## Dataset items:
● ● ● ● ● ● ●
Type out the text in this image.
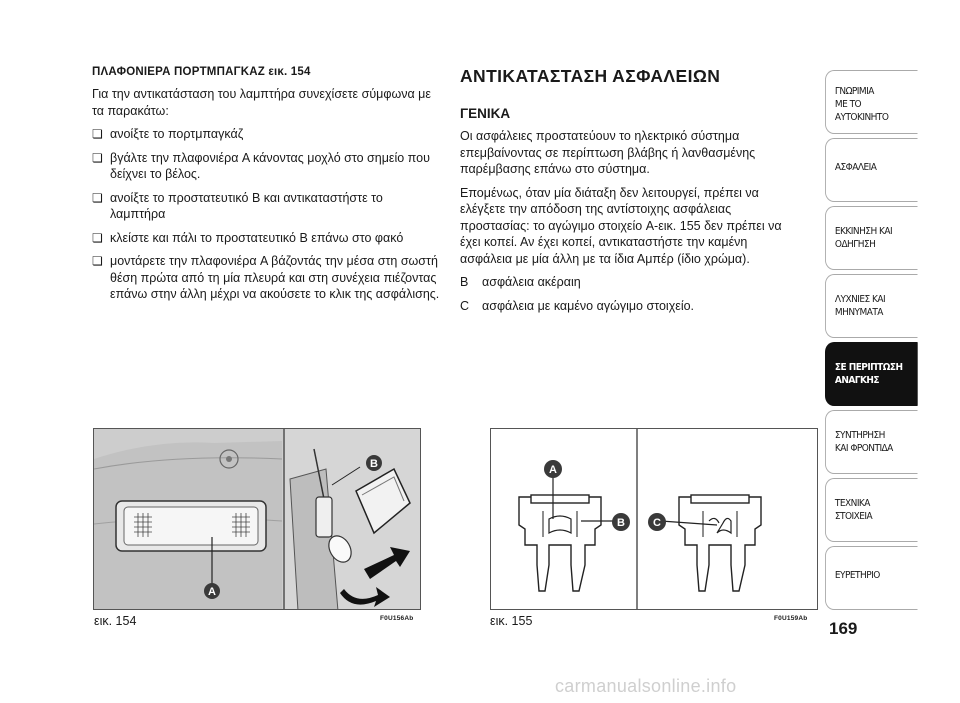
ΠΛΑΦΟΝΙΕΡΑ ΠΟΡΤΜΠΑΓΚΑΖ εικ. 154
Για την αντικατάσταση του λαμπτήρα συνεχίσετε σύμφωνα με τα παρακάτω:
❏
ανοίξτε το πορτμπαγκάζ
❏
βγάλτε την πλαφονιέρα A κάνοντας μοχλό στο σημείο που δείχνει το βέλος.
❏
ανοίξτε το προστατευτικό B και αντικαταστήστε το λαμπτήρα
❏
κλείστε και πάλι το προστατευτικό B επάνω στο φακό
❏
μοντάρετε την πλαφονιέρα A βάζοντάς την μέσα στη σωστή θέση πρώτα από τη μία πλευρά και στη συνέχεια πιέζοντας επάνω στην άλλη μέχρι να ακούσετε το κλικ της ασφάλισης.
ΑΝΤΙΚΑΤΑΣΤΑΣΗ ΑΣΦΑΛΕΙΩΝ
ΓΕΝΙΚΑ
Οι ασφάλειες προστατεύουν το ηλεκτρικό σύστημα επεμβαίνοντας σε περίπτωση βλάβης ή λανθασμένης παρέμβασης επάνω στο σύστημα.
Επομένως, όταν μία διάταξη δεν λειτουργεί, πρέπει να ελέγξετε την απόδοση της αντίστοιχης ασφάλειας προστασίας: το αγώγιμο στοιχείο A-εικ. 155 δεν πρέπει να έχει κοπεί. Αν έχει κοπεί, αντικαταστήστε την καμένη ασφάλεια με μία άλλη με τα ίδια Αμπέρ (ίδιο χρώμα).
B	ασφάλεια ακέραιη
C	ασφάλεια με καμένο αγώγιμο στοιχείο.
A
B
εικ. 154	F0U156Ab
A
B	C
εικ. 155	F0U159Ab
ΓΝΩΡΙΜΙΑ
ΜΕ ΤΟ
ΑΥΤΟΚΙΝΗΤΟ
ΑΣΦΑΛΕΙΑ
ΕΚΚΙΝΗΣΗ ΚΑΙ
ΟΔΗΓΗΣΗ
ΛΥΧΝΙΕΣ ΚΑΙ
ΜΗΝΥΜΑΤΑ
ΣΕ ΠΕΡΙΠΤΩΣΗ
ΑΝΑΓΚΗΣ
ΣΥΝΤΗΡΗΣΗ
ΚΑΙ ΦΡΟΝΤΙΔΑ
ΤΕΧΝΙΚΑ
ΣΤΟΙΧΕΙΑ
ΕΥΡΕΤΗΡΙΟ
169
carmanualsonline.info
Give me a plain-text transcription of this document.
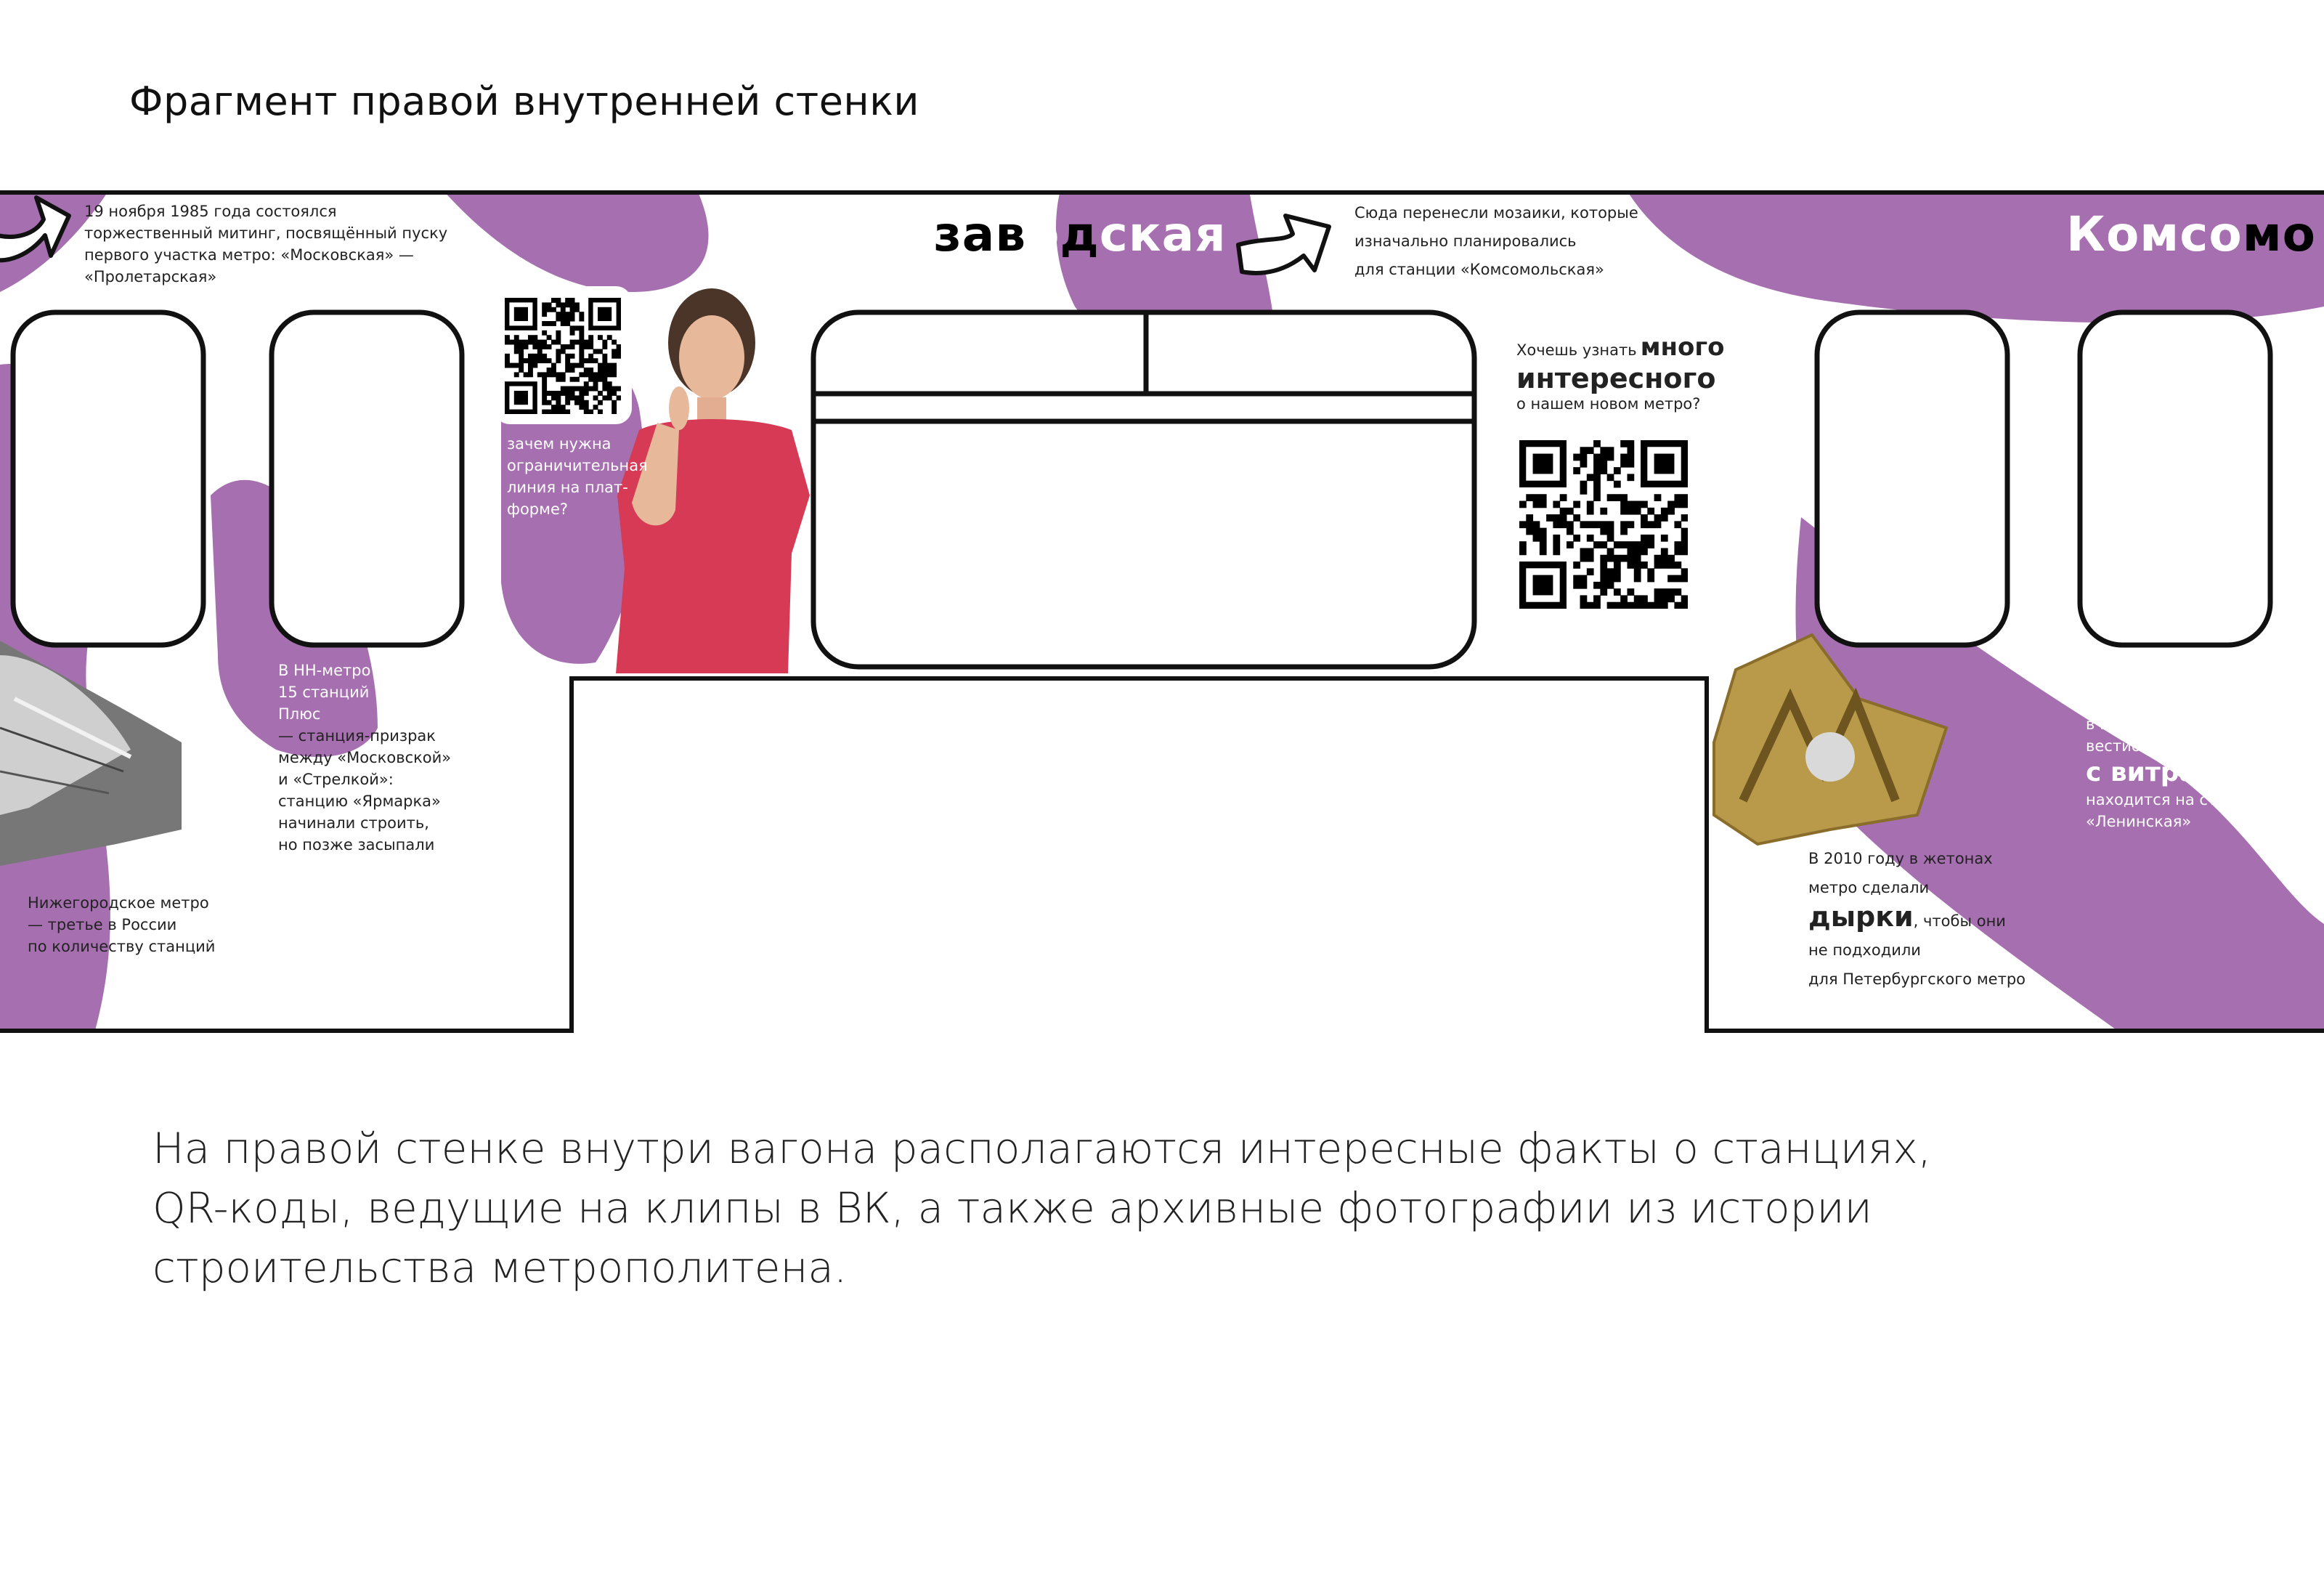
Фрагмент правой внутренней стенки
Автозаводская	Комсомо
19 ноября 1985 года состоялся торжественный митинг, посвящённый пуску первого участка метро: «Московская» — «Пролетарская»
Сюда перенесли мозаики, которые
изначально планировались
для станции «Комсомольская»
зачем нужна
ограничительная
линия на плат-
форме?
В НН-метро
15 станций
Плюс
— станция-призрак
между «Московской»
и «Стрелкой»:
станцию «Ярмарка»
начинали строить,
но позже засыпали
Нижегородское метро
— третье в России
по количеству станций
Хочешь узнать много
интересного
о нашем новом метро?
В 2010 году в жетонах
метро сделали
дырки, чтобы они
не подходили
для Петербургского метро
Единственный
в Нижнем Новгороде
вестибюль метро
с витражами
находится на станции
«Ленинская»
На правой стенке внутри вагона располагаются интересные факты о станциях,
QR-коды, ведущие на клипы в ВК, а также архивные фотографии из истории
строительства метрополитена.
● ● ● ● ● ● ●
## Aim of the exercise:
Look above for the line containing "Give me a plain-text"; output that line and all lines after it through the last one exactly, without the pictures.

## Exercise response:
Give me a plain-text transcription of this document.
Фрагмент правой внутренней стенки
Автозаводская	Комсомо
19 ноября 1985 года состоялся торжественный митинг, посвящённый пуску первого участка метро: «Московская» — «Пролетарская»
Сюда перенесли мозаики, которые
изначально планировались
для станции «Комсомольская»
зачем нужна
ограничительная
линия на плат-
форме?
В НН-метро
15 станций
Плюс
— станция-призрак
между «Московской»
и «Стрелкой»:
станцию «Ярмарка»
начинали строить,
но позже засыпали
Нижегородское метро
— третье в России
по количеству станций
Хочешь узнать много
интересного
о нашем новом метро?
В 2010 году в жетонах
метро сделали
дырки, чтобы они
не подходили
для Петербургского метро
Единственный
в Нижнем Новгороде
вестибюль метро
с витражами
находится на станции
«Ленинская»
На правой стенке внутри вагона располагаются интересные факты о станциях,
QR-коды, ведущие на клипы в ВК, а также архивные фотографии из истории
строительства метрополитена.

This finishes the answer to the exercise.